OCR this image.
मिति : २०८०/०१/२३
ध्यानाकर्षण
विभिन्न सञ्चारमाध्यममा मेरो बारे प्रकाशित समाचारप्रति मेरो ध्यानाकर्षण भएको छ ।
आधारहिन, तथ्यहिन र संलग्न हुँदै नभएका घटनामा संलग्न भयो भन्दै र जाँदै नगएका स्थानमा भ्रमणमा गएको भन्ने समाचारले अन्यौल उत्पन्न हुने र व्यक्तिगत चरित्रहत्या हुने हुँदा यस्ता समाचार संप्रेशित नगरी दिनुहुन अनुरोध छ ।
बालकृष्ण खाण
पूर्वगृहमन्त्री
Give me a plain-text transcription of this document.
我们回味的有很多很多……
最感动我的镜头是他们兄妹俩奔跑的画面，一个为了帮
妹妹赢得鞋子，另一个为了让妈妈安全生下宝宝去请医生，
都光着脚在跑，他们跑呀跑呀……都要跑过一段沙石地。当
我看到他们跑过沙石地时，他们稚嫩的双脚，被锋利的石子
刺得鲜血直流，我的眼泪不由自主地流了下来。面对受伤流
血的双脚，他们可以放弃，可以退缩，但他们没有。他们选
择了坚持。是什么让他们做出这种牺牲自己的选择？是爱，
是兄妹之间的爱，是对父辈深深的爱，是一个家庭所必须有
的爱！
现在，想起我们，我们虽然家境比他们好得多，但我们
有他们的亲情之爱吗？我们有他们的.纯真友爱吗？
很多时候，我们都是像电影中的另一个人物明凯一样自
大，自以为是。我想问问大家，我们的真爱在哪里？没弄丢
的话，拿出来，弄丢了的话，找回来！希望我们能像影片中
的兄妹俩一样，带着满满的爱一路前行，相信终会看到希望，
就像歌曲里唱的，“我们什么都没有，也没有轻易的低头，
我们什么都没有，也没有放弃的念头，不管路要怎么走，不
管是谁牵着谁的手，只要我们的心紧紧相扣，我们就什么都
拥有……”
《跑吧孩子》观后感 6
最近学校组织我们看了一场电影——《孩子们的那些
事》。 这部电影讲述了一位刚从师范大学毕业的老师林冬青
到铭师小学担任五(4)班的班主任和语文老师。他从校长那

** INSTRUCTIONS TO FOLLOW **
Every entry above should be retyped exactly as shown.

** ANSWER IN FULL **
OCR this image.
मिति : २०८०/०१/२३
ध्यानाकर्षण
विभिन्न सञ्चारमाध्यममा मेरो बारे प्रकाशित समाचारप्रति मेरो ध्यानाकर्षण भएको छ ।
आधारहिन, तथ्यहिन र संलग्न हुँदै नभएका घटनामा संलग्न भयो भन्दै र जाँदै नगएका स्थानमा भ्रमणमा गएको भन्ने समाचारले अन्यौल उत्पन्न हुने र व्यक्तिगत चरित्रहत्या हुने हुँदा यस्ता समाचार संप्रेशित नगरी दिनुहुन अनुरोध छ ।
बालकृष्ण खाण
पूर्वगृहमन्त्री
Give me a plain-text transcription of this document.
我们回味的有很多很多……
最感动我的镜头是他们兄妹俩奔跑的画面，一个为了帮
妹妹赢得鞋子，另一个为了让妈妈安全生下宝宝去请医生，
都光着脚在跑，他们跑呀跑呀……都要跑过一段沙石地。当
我看到他们跑过沙石地时，他们稚嫩的双脚，被锋利的石子
刺得鲜血直流，我的眼泪不由自主地流了下来。面对受伤流
血的双脚，他们可以放弃，可以退缩，但他们没有。他们选
择了坚持。是什么让他们做出这种牺牲自己的选择？是爱，
是兄妹之间的爱，是对父辈深深的爱，是一个家庭所必须有
的爱！
现在，想起我们，我们虽然家境比他们好得多，但我们
有他们的亲情之爱吗？我们有他们的.纯真友爱吗？
很多时候，我们都是像电影中的另一个人物明凯一样自
大，自以为是。我想问问大家，我们的真爱在哪里？没弄丢
的话，拿出来，弄丢了的话，找回来！希望我们能像影片中
的兄妹俩一样，带着满满的爱一路前行，相信终会看到希望，
就像歌曲里唱的，“我们什么都没有，也没有轻易的低头，
我们什么都没有，也没有放弃的念头，不管路要怎么走，不
管是谁牵着谁的手，只要我们的心紧紧相扣，我们就什么都
拥有……”
《跑吧孩子》观后感 6
最近学校组织我们看了一场电影——《孩子们的那些
事》。 这部电影讲述了一位刚从师范大学毕业的老师林冬青
到铭师小学担任五(4)班的班主任和语文老师。他从校长那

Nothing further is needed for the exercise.